Objective
Send back all the data below, exactly as given.

Records supplied
+--

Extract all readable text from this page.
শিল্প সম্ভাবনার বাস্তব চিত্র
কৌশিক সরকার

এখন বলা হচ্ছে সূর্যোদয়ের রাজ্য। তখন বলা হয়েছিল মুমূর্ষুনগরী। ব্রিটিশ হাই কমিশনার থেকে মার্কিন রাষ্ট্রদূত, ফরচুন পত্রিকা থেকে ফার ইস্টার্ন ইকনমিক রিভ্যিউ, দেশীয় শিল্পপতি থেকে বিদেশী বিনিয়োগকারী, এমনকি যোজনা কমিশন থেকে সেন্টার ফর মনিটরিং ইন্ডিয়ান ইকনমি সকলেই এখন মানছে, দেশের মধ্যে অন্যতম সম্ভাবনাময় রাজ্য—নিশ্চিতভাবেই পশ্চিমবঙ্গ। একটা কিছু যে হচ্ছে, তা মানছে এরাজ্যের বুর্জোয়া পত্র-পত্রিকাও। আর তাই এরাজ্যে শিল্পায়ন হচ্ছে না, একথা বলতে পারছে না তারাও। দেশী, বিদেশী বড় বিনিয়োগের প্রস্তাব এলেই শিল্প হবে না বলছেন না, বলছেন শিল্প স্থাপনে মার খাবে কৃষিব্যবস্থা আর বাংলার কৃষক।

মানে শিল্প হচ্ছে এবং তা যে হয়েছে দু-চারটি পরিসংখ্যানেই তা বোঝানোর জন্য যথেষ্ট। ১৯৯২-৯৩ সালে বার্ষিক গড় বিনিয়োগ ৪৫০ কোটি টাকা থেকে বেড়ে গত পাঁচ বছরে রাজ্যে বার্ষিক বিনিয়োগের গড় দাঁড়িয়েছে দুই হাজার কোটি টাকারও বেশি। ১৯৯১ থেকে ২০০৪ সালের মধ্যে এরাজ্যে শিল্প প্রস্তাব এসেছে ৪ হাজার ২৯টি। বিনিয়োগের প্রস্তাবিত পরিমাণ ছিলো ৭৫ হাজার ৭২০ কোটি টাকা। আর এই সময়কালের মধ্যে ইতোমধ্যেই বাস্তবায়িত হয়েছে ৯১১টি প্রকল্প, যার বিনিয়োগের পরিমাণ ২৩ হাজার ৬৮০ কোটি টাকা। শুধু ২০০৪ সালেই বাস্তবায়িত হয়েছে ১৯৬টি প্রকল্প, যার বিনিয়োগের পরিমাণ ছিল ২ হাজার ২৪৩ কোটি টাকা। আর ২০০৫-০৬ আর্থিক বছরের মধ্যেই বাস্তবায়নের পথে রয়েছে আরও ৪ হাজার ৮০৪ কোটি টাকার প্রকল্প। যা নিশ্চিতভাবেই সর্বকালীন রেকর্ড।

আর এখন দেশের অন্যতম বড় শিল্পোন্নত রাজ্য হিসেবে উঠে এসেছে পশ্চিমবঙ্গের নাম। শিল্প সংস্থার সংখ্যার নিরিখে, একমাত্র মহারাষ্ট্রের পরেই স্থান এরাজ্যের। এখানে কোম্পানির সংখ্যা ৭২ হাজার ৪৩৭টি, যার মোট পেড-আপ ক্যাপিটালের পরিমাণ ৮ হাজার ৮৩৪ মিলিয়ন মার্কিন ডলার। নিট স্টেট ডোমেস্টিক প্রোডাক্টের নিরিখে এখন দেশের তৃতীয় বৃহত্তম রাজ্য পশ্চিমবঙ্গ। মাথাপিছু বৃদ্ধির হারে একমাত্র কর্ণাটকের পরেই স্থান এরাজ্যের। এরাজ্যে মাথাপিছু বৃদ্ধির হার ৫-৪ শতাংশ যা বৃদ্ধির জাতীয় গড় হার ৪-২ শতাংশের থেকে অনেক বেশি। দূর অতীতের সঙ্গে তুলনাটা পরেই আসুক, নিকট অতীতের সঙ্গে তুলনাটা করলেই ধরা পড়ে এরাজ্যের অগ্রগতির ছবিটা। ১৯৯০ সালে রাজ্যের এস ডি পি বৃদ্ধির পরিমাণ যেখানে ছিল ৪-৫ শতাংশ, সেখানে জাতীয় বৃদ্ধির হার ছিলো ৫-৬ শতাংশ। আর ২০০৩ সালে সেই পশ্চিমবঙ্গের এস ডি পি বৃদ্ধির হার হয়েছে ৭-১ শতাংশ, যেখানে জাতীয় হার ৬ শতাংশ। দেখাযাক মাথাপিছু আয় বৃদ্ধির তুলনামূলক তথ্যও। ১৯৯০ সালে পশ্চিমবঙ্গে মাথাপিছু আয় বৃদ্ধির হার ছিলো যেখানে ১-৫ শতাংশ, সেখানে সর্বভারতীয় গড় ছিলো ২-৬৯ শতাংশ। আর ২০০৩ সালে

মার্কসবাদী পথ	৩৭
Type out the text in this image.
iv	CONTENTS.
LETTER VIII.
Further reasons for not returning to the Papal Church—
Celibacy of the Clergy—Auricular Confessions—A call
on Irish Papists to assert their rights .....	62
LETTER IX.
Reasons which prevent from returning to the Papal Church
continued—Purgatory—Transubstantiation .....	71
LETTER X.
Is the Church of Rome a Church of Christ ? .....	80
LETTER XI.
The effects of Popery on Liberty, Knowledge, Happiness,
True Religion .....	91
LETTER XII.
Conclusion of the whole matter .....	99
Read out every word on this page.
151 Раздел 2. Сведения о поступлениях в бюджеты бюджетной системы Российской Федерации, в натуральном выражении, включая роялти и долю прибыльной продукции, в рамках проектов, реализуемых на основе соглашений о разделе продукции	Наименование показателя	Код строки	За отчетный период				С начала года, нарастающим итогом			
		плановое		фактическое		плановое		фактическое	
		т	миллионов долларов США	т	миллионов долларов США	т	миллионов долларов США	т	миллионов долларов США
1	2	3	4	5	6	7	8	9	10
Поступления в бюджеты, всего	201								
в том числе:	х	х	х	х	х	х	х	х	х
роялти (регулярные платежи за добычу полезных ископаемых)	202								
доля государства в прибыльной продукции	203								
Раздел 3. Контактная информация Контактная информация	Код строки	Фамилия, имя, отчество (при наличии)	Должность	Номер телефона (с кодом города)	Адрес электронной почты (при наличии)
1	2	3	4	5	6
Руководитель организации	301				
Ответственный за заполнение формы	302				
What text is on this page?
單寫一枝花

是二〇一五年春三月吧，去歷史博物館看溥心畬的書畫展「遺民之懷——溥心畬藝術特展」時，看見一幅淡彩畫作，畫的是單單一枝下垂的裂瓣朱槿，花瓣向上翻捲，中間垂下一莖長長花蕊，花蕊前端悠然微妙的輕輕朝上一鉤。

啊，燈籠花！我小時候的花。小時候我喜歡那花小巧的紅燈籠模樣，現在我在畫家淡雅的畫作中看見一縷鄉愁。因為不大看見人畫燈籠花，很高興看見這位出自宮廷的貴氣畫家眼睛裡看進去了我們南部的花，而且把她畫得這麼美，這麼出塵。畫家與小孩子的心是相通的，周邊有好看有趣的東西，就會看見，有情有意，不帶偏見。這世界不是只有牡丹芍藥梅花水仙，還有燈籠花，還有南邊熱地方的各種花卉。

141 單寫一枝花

+--

Reply
Extract all readable text from this page.
শিল্প সম্ভাবনার বাস্তব চিত্র
কৌশিক সরকার

এখন বলা হচ্ছে সূর্যোদয়ের রাজ্য। তখন বলা হয়েছিল মুমূর্ষুনগরী। ব্রিটিশ হাই কমিশনার থেকে মার্কিন রাষ্ট্রদূত, ফরচুন পত্রিকা থেকে ফার ইস্টার্ন ইকনমিক রিভ্যিউ, দেশীয় শিল্পপতি থেকে বিদেশী বিনিয়োগকারী, এমনকি যোজনা কমিশন থেকে সেন্টার ফর মনিটরিং ইন্ডিয়ান ইকনমি সকলেই এখন মানছে, দেশের মধ্যে অন্যতম সম্ভাবনাময় রাজ্য—নিশ্চিতভাবেই পশ্চিমবঙ্গ। একটা কিছু যে হচ্ছে, তা মানছে এরাজ্যের বুর্জোয়া পত্র-পত্রিকাও। আর তাই এরাজ্যে শিল্পায়ন হচ্ছে না, একথা বলতে পারছে না তারাও। দেশী, বিদেশী বড় বিনিয়োগের প্রস্তাব এলেই শিল্প হবে না বলছেন না, বলছেন শিল্প স্থাপনে মার খাবে কৃষিব্যবস্থা আর বাংলার কৃষক।

মানে শিল্প হচ্ছে এবং তা যে হয়েছে দু-চারটি পরিসংখ্যানেই তা বোঝানোর জন্য যথেষ্ট। ১৯৯২-৯৩ সালে বার্ষিক গড় বিনিয়োগ ৪৫০ কোটি টাকা থেকে বেড়ে গত পাঁচ বছরে রাজ্যে বার্ষিক বিনিয়োগের গড় দাঁড়িয়েছে দুই হাজার কোটি টাকারও বেশি। ১৯৯১ থেকে ২০০৪ সালের মধ্যে এরাজ্যে শিল্প প্রস্তাব এসেছে ৪ হাজার ২৯টি। বিনিয়োগের প্রস্তাবিত পরিমাণ ছিলো ৭৫ হাজার ৭২০ কোটি টাকা। আর এই সময়কালের মধ্যে ইতোমধ্যেই বাস্তবায়িত হয়েছে ৯১১টি প্রকল্প, যার বিনিয়োগের পরিমাণ ২৩ হাজার ৬৮০ কোটি টাকা। শুধু ২০০৪ সালেই বাস্তবায়িত হয়েছে ১৯৬টি প্রকল্প, যার বিনিয়োগের পরিমাণ ছিল ২ হাজার ২৪৩ কোটি টাকা। আর ২০০৫-০৬ আর্থিক বছরের মধ্যেই বাস্তবায়নের পথে রয়েছে আরও ৪ হাজার ৮০৪ কোটি টাকার প্রকল্প। যা নিশ্চিতভাবেই সর্বকালীন রেকর্ড।

আর এখন দেশের অন্যতম বড় শিল্পোন্নত রাজ্য হিসেবে উঠে এসেছে পশ্চিমবঙ্গের নাম। শিল্প সংস্থার সংখ্যার নিরিখে, একমাত্র মহারাষ্ট্রের পরেই স্থান এরাজ্যের। এখানে কোম্পানির সংখ্যা ৭২ হাজার ৪৩৭টি, যার মোট পেড-আপ ক্যাপিটালের পরিমাণ ৮ হাজার ৮৩৪ মিলিয়ন মার্কিন ডলার। নিট স্টেট ডোমেস্টিক প্রোডাক্টের নিরিখে এখন দেশের তৃতীয় বৃহত্তম রাজ্য পশ্চিমবঙ্গ। মাথাপিছু বৃদ্ধির হারে একমাত্র কর্ণাটকের পরেই স্থান এরাজ্যের। এরাজ্যে মাথাপিছু বৃদ্ধির হার ৫-৪ শতাংশ যা বৃদ্ধির জাতীয় গড় হার ৪-২ শতাংশের থেকে অনেক বেশি। দূর অতীতের সঙ্গে তুলনাটা পরেই আসুক, নিকট অতীতের সঙ্গে তুলনাটা করলেই ধরা পড়ে এরাজ্যের অগ্রগতির ছবিটা। ১৯৯০ সালে রাজ্যের এস ডি পি বৃদ্ধির পরিমাণ যেখানে ছিল ৪-৫ শতাংশ, সেখানে জাতীয় বৃদ্ধির হার ছিলো ৫-৬ শতাংশ। আর ২০০৩ সালে সেই পশ্চিমবঙ্গের এস ডি পি বৃদ্ধির হার হয়েছে ৭-১ শতাংশ, যেখানে জাতীয় হার ৬ শতাংশ। দেখাযাক মাথাপিছু আয় বৃদ্ধির তুলনামূলক তথ্যও। ১৯৯০ সালে পশ্চিমবঙ্গে মাথাপিছু আয় বৃদ্ধির হার ছিলো যেখানে ১-৫ শতাংশ, সেখানে সর্বভারতীয় গড় ছিলো ২-৬৯ শতাংশ। আর ২০০৩ সালে

মার্কসবাদী পথ	৩৭
Type out the text in this image.
iv	CONTENTS.
LETTER VIII.
Further reasons for not returning to the Papal Church—
Celibacy of the Clergy—Auricular Confessions—A call
on Irish Papists to assert their rights .....	62
LETTER IX.
Reasons which prevent from returning to the Papal Church
continued—Purgatory—Transubstantiation .....	71
LETTER X.
Is the Church of Rome a Church of Christ ? .....	80
LETTER XI.
The effects of Popery on Liberty, Knowledge, Happiness,
True Religion .....	91
LETTER XII.
Conclusion of the whole matter .....	99
Read out every word on this page.
151 Раздел 2. Сведения о поступлениях в бюджеты бюджетной системы Российской Федерации, в натуральном выражении, включая роялти и долю прибыльной продукции, в рамках проектов, реализуемых на основе соглашений о разделе продукции	Наименование показателя	Код строки	За отчетный период				С начала года, нарастающим итогом			
		плановое		фактическое		плановое		фактическое	
		т	миллионов долларов США	т	миллионов долларов США	т	миллионов долларов США	т	миллионов долларов США
1	2	3	4	5	6	7	8	9	10
Поступления в бюджеты, всего	201								
в том числе:	х	х	х	х	х	х	х	х	х
роялти (регулярные платежи за добычу полезных ископаемых)	202								
доля государства в прибыльной продукции	203								
Раздел 3. Контактная информация Контактная информация	Код строки	Фамилия, имя, отчество (при наличии)	Должность	Номер телефона (с кодом города)	Адрес электронной почты (при наличии)
1	2	3	4	5	6
Руководитель организации	301				
Ответственный за заполнение формы	302				
What text is on this page?
單寫一枝花

是二〇一五年春三月吧，去歷史博物館看溥心畬的書畫展「遺民之懷——溥心畬藝術特展」時，看見一幅淡彩畫作，畫的是單單一枝下垂的裂瓣朱槿，花瓣向上翻捲，中間垂下一莖長長花蕊，花蕊前端悠然微妙的輕輕朝上一鉤。

啊，燈籠花！我小時候的花。小時候我喜歡那花小巧的紅燈籠模樣，現在我在畫家淡雅的畫作中看見一縷鄉愁。因為不大看見人畫燈籠花，很高興看見這位出自宮廷的貴氣畫家眼睛裡看進去了我們南部的花，而且把她畫得這麼美，這麼出塵。畫家與小孩子的心是相通的，周邊有好看有趣的東西，就會看見，有情有意，不帶偏見。這世界不是只有牡丹芍藥梅花水仙，還有燈籠花，還有南邊熱地方的各種花卉。

141 單寫一枝花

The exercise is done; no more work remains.